Copy out each line below that has the word "eſté" in it.

■ Data excerpts ■
______
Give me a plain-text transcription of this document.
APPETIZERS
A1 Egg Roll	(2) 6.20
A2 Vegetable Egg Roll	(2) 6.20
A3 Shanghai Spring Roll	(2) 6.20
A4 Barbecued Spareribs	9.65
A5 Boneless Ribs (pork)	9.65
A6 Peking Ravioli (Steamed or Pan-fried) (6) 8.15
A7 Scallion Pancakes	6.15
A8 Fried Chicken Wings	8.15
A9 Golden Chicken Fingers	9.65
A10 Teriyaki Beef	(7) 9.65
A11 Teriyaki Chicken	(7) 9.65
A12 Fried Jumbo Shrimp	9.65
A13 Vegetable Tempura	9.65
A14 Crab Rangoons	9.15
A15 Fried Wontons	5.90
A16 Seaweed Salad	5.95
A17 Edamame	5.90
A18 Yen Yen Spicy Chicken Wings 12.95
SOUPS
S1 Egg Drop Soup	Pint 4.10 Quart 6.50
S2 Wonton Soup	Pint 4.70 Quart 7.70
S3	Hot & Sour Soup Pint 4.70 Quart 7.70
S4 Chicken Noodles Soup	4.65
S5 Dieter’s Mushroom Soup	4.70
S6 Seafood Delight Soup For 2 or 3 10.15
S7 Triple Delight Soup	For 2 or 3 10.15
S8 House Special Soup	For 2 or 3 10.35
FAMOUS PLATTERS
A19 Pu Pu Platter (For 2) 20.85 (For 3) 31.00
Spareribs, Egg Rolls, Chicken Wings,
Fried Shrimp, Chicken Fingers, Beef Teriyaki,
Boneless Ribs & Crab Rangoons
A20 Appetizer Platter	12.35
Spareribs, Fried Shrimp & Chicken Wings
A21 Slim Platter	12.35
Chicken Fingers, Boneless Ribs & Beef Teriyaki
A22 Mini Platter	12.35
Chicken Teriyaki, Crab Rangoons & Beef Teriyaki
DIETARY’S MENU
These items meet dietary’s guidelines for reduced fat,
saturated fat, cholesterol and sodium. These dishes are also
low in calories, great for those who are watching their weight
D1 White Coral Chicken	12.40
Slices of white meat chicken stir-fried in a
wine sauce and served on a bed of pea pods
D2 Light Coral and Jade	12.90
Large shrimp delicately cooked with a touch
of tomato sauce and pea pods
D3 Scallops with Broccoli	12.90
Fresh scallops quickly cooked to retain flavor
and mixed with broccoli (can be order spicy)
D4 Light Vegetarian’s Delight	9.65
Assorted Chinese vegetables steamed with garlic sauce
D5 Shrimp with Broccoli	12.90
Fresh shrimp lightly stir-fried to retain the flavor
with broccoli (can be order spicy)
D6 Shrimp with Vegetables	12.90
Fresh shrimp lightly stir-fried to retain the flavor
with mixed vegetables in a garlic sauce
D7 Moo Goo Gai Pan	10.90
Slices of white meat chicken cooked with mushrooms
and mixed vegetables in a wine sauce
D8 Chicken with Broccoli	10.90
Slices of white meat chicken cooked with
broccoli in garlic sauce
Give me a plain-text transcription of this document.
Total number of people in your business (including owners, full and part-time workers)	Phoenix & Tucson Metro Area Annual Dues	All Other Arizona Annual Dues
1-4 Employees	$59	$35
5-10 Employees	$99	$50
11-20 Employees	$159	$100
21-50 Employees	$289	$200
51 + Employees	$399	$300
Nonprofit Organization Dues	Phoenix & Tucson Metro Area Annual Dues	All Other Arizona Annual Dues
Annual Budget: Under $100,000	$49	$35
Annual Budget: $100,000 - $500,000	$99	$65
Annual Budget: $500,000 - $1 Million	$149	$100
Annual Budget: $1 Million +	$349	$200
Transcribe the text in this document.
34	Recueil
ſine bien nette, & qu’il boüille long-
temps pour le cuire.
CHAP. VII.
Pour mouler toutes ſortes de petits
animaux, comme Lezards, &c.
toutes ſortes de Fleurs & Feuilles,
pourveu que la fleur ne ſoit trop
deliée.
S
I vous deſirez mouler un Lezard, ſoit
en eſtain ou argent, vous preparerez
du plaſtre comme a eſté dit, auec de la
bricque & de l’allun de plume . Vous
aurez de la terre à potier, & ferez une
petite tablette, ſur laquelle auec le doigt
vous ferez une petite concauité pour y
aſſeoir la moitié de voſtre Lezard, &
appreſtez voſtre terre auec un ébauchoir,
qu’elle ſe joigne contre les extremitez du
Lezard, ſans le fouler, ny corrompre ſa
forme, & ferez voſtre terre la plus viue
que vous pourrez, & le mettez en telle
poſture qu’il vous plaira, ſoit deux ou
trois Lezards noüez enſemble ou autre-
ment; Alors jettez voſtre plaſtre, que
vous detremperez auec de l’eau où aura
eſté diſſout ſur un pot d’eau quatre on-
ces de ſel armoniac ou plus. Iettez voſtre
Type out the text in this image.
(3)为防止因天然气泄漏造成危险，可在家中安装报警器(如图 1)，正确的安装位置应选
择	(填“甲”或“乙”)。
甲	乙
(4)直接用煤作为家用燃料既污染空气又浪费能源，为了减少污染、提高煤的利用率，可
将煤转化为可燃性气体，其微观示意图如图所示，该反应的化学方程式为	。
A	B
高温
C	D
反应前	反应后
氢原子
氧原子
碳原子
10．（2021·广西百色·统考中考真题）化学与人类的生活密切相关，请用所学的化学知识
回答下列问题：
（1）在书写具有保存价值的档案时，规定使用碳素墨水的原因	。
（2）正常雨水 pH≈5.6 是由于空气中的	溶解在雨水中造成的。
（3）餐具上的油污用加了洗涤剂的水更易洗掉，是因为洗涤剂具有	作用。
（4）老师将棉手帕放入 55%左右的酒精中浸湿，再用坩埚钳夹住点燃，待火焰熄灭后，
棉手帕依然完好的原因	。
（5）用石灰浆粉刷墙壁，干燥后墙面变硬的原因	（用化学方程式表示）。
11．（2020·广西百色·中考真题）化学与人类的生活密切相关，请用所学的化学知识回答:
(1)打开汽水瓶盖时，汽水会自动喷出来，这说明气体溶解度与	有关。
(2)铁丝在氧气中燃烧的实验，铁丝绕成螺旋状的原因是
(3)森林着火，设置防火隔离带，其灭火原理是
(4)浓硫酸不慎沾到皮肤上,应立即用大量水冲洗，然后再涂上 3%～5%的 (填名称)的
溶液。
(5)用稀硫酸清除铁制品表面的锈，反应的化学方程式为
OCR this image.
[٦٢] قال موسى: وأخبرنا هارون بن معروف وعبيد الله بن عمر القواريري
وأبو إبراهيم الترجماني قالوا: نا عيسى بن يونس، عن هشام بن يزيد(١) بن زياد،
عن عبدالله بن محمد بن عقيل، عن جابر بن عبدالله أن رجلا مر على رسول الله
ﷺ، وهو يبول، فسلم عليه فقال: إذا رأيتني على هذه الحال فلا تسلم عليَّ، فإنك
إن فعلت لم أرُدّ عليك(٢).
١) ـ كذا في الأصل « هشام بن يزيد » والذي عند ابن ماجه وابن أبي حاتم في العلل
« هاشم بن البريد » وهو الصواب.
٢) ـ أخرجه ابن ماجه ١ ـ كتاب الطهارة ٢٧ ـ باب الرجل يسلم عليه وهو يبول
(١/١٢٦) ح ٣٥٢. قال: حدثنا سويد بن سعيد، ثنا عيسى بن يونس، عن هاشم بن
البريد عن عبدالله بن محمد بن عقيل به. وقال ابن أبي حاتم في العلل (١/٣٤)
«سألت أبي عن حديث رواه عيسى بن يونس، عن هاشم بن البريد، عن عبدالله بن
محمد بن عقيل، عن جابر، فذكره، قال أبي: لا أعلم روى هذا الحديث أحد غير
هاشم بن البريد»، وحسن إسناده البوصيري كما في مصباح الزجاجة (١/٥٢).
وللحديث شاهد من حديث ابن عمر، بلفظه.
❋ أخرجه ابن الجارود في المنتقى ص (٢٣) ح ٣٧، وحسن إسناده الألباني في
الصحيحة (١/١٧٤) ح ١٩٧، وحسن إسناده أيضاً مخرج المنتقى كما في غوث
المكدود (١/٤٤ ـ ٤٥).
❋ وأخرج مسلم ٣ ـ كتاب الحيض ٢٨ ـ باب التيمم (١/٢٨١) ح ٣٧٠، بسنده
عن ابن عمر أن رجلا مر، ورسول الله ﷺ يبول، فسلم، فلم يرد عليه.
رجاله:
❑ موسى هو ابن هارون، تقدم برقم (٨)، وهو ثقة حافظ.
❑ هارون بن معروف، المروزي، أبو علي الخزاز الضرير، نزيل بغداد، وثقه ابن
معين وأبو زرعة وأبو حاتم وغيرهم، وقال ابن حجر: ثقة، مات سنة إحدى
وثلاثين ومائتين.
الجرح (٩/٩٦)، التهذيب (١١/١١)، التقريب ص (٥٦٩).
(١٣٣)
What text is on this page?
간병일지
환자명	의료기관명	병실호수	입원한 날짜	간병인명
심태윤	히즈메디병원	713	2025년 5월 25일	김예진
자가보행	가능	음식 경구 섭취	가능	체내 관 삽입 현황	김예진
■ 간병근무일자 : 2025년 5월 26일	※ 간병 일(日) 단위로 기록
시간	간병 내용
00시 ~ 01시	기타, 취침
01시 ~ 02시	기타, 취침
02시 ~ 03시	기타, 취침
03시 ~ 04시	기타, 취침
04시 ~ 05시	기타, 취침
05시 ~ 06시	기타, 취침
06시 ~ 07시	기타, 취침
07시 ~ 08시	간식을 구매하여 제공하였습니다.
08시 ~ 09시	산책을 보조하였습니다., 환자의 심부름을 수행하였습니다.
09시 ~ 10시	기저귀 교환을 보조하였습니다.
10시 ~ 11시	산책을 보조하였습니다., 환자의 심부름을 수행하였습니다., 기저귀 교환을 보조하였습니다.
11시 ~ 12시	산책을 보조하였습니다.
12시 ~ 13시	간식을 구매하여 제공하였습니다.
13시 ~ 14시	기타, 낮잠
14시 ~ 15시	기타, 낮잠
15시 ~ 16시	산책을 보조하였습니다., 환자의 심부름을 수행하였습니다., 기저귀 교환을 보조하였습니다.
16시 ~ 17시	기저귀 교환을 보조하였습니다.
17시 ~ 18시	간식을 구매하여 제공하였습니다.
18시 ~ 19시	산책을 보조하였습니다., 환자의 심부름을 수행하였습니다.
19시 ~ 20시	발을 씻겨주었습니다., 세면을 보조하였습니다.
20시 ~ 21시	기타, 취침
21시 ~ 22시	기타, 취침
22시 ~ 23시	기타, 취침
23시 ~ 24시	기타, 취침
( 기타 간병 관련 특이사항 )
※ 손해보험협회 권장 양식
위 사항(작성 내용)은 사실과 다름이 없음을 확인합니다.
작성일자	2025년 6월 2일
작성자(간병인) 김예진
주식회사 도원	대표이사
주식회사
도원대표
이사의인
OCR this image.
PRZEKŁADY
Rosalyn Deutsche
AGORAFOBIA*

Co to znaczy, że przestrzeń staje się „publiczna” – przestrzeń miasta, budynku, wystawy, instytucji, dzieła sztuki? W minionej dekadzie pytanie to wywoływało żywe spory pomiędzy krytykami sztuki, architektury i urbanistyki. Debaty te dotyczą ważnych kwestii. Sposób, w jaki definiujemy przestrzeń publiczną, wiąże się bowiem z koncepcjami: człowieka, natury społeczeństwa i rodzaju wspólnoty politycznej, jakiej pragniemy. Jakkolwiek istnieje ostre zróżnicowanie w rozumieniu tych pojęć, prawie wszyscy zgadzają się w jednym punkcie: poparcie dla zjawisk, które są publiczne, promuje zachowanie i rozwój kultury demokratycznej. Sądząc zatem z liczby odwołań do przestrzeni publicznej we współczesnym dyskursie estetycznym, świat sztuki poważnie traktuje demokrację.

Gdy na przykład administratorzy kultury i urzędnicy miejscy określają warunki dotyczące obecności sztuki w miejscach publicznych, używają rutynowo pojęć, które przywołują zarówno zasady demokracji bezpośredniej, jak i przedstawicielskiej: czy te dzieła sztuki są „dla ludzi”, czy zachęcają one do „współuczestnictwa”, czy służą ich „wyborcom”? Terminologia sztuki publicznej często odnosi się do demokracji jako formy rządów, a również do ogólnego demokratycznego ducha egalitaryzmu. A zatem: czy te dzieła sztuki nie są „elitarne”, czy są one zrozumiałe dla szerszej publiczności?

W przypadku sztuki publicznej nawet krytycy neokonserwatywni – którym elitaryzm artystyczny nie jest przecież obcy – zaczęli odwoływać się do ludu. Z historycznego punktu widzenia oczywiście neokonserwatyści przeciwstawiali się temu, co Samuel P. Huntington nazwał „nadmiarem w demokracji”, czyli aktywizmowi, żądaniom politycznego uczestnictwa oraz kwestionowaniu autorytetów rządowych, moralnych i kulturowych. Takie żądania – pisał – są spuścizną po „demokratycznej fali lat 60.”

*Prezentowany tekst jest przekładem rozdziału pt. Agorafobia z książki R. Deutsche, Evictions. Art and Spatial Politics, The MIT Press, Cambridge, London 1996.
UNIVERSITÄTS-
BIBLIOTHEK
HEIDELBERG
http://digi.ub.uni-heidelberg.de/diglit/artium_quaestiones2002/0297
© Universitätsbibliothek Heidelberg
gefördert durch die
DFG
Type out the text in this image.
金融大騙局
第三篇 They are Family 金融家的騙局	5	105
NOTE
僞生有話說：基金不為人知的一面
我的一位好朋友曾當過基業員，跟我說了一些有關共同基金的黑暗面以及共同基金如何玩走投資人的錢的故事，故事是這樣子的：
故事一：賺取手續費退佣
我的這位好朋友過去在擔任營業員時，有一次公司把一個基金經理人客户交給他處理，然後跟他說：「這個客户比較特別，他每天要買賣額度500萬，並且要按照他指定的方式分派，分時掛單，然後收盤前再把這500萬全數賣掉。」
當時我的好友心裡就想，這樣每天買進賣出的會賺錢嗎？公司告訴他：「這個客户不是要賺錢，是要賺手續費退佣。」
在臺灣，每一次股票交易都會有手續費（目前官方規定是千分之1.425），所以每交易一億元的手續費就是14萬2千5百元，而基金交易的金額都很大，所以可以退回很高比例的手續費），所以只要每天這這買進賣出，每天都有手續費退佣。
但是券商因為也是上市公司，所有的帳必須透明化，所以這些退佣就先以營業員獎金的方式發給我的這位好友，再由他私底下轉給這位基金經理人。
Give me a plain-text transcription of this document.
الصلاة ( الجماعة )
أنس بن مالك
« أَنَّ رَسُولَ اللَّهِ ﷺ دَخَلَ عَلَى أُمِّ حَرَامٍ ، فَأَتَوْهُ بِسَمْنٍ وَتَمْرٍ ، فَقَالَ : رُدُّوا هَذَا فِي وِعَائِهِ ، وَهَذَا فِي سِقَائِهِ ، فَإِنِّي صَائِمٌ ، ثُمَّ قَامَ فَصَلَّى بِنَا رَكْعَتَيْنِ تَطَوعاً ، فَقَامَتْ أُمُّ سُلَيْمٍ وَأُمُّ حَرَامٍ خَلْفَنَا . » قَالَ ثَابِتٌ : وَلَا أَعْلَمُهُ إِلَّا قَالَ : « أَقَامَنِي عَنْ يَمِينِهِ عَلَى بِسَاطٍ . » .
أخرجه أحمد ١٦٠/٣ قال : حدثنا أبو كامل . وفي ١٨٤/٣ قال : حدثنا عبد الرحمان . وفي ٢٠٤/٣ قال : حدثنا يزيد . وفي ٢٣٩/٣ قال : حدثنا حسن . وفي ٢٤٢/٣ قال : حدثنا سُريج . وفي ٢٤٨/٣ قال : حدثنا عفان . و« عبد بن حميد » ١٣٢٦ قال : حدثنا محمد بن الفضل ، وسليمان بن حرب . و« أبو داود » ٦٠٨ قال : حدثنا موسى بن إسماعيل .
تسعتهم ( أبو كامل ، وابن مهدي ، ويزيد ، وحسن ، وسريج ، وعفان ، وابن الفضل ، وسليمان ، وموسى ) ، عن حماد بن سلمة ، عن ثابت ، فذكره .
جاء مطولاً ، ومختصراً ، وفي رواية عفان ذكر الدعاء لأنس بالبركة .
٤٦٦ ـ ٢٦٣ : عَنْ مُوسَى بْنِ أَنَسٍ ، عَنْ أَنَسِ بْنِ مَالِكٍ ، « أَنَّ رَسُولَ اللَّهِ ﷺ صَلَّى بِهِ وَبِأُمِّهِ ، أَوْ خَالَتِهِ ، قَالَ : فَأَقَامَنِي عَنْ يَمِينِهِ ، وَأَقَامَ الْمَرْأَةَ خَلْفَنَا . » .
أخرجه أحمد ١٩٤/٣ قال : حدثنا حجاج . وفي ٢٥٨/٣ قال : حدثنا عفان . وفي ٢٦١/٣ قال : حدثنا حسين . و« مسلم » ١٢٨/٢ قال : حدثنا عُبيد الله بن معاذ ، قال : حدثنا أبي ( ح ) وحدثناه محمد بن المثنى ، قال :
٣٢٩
______
■ Expected answer ■
du plaſtre comme a eſté dit, auec de la
eſté diſſout ſur un pot d’eau quatre on-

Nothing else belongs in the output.